*OBJETIVO DE LA TAREA*
Copia sin ningún cambio el fragmento del texto sobre la nobleza árabe que aparece más abajo, desde "Pero de ordinario" hasta "el príncipe Wahabita.".

*TEXTO EXTRAÍDO*
◆ ◆ ◆

Hasta cierto punto las familias nobles, es decir,
aquellas que durante muchas generaciones habían estado a la cabeza de sus
tribus, no sufrieron a consecuencia de la revolución. Cierto es que la opinión
de Mahoma sobre la existencia de la nobleza había vacilado. Ya predicaba la
igualdad completa, ya reconocía la aristocracia. Había dicho: «No más soberbia
pagana, no más orgullo fundado en los abuelos! Todos los hombres son hijos de
Adán, y Adán fue formado del polvo: el más estimable a los ojos de Dios es el
que lo teme más». Había dicho también: «Los hombres son iguales como los
dientes de un peine; la fuerza de la constitución produce solo la superioridad
de los unos sobre los otros.» Pero en cambio también había dicho: «Los que eran
nobles bajo el paganismo, quedan nobles bajo el Islamismo, si ellos prestan
homenaje a la verdadera sabiduría» (es decir, si se hacen musulmanes.) Así
Mahoma tuvo alguna vez el capricho de abolir la nobleza pero no se atrevió o no
pudo hacerlo. Subsistió pues la nobleza, conservó sus prerrogativas y
permaneció a la cabeza de las tribus; porque Mahoma lejos de pensar en hacer
de los Árabes una verdadera nación, lo que hubiera sido imposible, conservó aquella
organización que hizo emanar de Dios mismo, y no viviendo más que para sí,
cada una de estas pequeñas sociedades, solo de sí misma se ocupaba, no
interesándose por otros negocios que los que les concernían. En la guerra
formaban cuerpos separados, con bandera propia, que llevaba el jeque o el
guerrero designado por él, en las ciudades, cada tribu tenía su barrio su caravanserrallo, y hasta su cementerio.
Verdad es que el derecho de nombrar jeque de tribu
pertenecía al Califa; pero es necesario distinguir aquí entre el derecho y el
hecho. En primer lugar, el Califa no podía dar el mando de una tribu más que a
persona que formara parte de ella, porque les Árabes obedecían a regañadientes
a un «extranjero» o no le obedecían. Así Mahoma y Abu-Bakr,
conformándose casi siempre a esta costumbre, investían con esta autoridad
aquellos hombres cuya influencia personal era ya conocida, y bajo Omar se ve a
los Árabes exigir como derecho no tener por jeques más que contribunos.
Pero de ordinario las tribus elegían por sí sus jeques, y el Califa se limitaba
a confirmar su elección, uso que en el siglo presente ha sido observado
también por el príncipe Wahabita.

◆ ◆ ◆

*FILAS PROPORCIONADAS*
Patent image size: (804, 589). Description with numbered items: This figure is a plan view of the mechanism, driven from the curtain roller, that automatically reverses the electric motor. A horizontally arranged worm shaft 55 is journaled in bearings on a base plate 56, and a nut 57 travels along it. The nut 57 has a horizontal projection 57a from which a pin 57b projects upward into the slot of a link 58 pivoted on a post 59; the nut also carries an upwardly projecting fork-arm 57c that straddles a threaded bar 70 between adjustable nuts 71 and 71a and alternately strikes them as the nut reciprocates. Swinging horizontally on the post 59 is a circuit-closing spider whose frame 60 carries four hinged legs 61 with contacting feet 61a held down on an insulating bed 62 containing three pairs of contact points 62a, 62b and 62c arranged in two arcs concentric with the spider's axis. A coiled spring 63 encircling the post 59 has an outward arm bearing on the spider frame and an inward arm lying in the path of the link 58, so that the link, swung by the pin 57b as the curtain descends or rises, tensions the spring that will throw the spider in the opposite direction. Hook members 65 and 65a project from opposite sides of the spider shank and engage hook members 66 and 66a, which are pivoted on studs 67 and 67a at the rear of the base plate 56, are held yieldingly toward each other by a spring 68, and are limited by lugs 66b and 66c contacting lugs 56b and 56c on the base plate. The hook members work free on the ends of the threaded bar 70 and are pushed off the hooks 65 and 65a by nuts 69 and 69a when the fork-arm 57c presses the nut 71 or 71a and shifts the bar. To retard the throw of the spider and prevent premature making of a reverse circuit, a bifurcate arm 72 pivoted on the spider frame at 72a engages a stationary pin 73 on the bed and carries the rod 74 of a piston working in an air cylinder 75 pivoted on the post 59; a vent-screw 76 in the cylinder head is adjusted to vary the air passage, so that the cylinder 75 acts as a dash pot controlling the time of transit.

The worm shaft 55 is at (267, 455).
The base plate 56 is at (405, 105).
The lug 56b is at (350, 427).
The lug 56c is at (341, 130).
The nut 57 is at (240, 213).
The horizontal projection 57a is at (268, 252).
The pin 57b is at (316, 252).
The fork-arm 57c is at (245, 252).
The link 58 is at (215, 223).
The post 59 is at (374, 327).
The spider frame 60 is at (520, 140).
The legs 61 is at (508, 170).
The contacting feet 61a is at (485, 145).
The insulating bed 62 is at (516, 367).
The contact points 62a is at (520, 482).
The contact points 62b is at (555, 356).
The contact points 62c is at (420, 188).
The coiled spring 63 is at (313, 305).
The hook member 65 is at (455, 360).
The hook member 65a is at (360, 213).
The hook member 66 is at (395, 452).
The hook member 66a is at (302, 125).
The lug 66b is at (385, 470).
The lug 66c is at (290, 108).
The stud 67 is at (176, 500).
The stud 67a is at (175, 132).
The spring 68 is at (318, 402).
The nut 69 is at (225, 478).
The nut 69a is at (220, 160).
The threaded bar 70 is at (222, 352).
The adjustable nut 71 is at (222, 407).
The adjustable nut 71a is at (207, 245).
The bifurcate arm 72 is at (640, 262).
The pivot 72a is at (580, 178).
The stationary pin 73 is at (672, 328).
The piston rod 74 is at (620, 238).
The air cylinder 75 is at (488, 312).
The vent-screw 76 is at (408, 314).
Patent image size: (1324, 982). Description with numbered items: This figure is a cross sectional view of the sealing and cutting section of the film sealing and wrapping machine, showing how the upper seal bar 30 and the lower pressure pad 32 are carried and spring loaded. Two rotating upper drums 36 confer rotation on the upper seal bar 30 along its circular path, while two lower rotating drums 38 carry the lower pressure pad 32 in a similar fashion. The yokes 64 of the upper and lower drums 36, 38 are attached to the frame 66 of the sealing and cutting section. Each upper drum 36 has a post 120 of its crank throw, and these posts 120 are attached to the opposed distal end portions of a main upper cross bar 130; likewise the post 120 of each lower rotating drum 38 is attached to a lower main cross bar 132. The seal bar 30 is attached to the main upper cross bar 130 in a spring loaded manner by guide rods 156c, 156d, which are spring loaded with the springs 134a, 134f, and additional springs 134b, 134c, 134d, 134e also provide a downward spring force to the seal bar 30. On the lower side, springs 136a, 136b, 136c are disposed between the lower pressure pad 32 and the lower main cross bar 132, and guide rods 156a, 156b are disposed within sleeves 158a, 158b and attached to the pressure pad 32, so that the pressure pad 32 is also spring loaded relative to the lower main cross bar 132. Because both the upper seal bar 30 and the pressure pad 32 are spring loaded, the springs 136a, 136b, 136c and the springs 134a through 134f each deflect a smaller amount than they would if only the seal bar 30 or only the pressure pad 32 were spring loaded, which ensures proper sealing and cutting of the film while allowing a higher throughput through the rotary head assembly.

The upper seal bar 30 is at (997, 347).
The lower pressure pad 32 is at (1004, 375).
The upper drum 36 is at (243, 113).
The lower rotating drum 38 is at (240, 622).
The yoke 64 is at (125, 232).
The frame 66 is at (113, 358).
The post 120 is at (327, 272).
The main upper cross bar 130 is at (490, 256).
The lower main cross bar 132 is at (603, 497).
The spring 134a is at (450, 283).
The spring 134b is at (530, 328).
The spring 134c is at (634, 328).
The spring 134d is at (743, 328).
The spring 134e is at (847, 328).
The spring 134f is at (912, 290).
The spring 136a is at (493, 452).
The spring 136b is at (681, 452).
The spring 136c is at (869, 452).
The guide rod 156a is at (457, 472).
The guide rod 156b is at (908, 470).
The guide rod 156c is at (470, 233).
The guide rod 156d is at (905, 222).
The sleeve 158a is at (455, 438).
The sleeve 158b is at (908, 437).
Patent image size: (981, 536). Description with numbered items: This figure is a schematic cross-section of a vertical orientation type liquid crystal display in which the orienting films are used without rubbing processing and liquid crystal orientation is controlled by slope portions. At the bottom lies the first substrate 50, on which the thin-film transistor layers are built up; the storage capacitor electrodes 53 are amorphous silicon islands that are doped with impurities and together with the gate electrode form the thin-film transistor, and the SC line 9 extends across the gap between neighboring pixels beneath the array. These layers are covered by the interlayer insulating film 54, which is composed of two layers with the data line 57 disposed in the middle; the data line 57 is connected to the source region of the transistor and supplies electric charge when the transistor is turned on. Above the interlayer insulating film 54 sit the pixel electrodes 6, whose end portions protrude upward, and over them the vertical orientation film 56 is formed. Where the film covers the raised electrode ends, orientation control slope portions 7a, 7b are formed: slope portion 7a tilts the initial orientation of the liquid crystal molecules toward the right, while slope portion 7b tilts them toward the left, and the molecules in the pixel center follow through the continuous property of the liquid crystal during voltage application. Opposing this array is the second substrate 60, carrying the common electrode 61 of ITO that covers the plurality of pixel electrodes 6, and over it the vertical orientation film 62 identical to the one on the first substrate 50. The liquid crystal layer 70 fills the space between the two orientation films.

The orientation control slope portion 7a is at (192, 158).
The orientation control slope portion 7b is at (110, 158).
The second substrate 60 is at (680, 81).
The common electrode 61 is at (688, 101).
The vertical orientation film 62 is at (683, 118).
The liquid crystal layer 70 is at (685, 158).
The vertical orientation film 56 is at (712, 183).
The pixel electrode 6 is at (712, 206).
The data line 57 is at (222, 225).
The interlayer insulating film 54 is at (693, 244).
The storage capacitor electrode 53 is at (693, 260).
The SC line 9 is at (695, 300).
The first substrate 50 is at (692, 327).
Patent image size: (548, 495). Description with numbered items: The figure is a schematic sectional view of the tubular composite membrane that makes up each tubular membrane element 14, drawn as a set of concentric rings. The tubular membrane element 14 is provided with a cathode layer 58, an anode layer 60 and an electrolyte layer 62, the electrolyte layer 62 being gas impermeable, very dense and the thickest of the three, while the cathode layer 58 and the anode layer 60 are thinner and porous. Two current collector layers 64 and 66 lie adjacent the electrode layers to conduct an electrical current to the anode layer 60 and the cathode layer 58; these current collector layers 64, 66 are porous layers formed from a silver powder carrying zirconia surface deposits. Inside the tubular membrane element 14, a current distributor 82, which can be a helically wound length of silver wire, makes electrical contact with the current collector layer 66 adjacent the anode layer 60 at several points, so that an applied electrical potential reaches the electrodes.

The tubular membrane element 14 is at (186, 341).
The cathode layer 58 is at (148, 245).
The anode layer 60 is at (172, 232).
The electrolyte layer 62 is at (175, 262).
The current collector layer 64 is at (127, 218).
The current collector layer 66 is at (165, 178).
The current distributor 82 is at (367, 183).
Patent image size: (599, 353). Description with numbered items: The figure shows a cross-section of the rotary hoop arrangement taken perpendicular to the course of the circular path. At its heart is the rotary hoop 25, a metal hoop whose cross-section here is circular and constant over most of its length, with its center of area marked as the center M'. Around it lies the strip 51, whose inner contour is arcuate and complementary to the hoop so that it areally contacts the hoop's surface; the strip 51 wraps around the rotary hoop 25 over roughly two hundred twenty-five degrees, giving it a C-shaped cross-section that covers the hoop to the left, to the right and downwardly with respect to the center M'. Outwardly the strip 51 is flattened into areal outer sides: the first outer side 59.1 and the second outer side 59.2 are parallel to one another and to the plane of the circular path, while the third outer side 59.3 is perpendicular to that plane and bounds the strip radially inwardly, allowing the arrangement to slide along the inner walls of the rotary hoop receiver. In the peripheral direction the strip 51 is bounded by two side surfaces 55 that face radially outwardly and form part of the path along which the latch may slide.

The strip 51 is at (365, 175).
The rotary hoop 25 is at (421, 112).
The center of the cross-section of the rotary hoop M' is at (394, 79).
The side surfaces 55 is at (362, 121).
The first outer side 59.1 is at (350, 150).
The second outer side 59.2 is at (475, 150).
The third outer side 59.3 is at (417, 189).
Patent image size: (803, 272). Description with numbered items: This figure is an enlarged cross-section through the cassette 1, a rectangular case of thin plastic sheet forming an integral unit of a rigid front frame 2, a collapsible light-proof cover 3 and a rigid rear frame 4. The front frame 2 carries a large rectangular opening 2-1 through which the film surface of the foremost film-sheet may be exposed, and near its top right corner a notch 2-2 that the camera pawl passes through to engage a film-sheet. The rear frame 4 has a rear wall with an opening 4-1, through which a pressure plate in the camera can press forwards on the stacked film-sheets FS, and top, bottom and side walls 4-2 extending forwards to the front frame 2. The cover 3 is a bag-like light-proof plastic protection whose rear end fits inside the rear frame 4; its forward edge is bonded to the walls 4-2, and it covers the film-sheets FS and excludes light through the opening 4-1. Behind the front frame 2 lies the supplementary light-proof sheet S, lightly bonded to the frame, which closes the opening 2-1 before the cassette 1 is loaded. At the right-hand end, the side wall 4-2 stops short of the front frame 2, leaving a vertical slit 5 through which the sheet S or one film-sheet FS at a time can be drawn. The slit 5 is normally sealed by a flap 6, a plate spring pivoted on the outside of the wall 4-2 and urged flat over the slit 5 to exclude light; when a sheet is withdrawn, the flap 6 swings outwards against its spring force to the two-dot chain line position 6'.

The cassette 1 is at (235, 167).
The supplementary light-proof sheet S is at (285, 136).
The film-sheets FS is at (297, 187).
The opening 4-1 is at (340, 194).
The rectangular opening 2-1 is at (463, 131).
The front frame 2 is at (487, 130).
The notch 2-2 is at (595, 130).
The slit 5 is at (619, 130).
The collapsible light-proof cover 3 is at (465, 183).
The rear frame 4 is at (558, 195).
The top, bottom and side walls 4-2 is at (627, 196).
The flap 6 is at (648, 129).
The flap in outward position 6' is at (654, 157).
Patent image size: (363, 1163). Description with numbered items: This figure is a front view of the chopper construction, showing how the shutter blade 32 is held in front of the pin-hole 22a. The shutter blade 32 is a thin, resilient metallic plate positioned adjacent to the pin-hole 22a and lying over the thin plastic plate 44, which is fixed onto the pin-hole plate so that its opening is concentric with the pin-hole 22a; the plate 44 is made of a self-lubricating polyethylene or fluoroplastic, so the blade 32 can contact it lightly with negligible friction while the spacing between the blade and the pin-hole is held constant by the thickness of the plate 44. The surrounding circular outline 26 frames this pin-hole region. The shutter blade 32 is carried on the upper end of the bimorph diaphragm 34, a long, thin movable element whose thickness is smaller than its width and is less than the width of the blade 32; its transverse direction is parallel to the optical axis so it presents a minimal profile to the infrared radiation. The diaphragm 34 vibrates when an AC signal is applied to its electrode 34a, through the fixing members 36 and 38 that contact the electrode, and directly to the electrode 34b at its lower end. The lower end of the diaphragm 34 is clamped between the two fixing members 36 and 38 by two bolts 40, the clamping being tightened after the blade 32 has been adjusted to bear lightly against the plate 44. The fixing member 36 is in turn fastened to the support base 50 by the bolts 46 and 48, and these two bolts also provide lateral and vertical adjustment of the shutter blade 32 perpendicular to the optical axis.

◆ ◆ ◆

*RESULTADO DE LA TAREA*
Pero de ordinario las tribus elegían por sí sus jeques, y el Califa se limitaba
a confirmar su elección, uso que en el siglo presente ha sido observado
también por el príncipe Wahabita.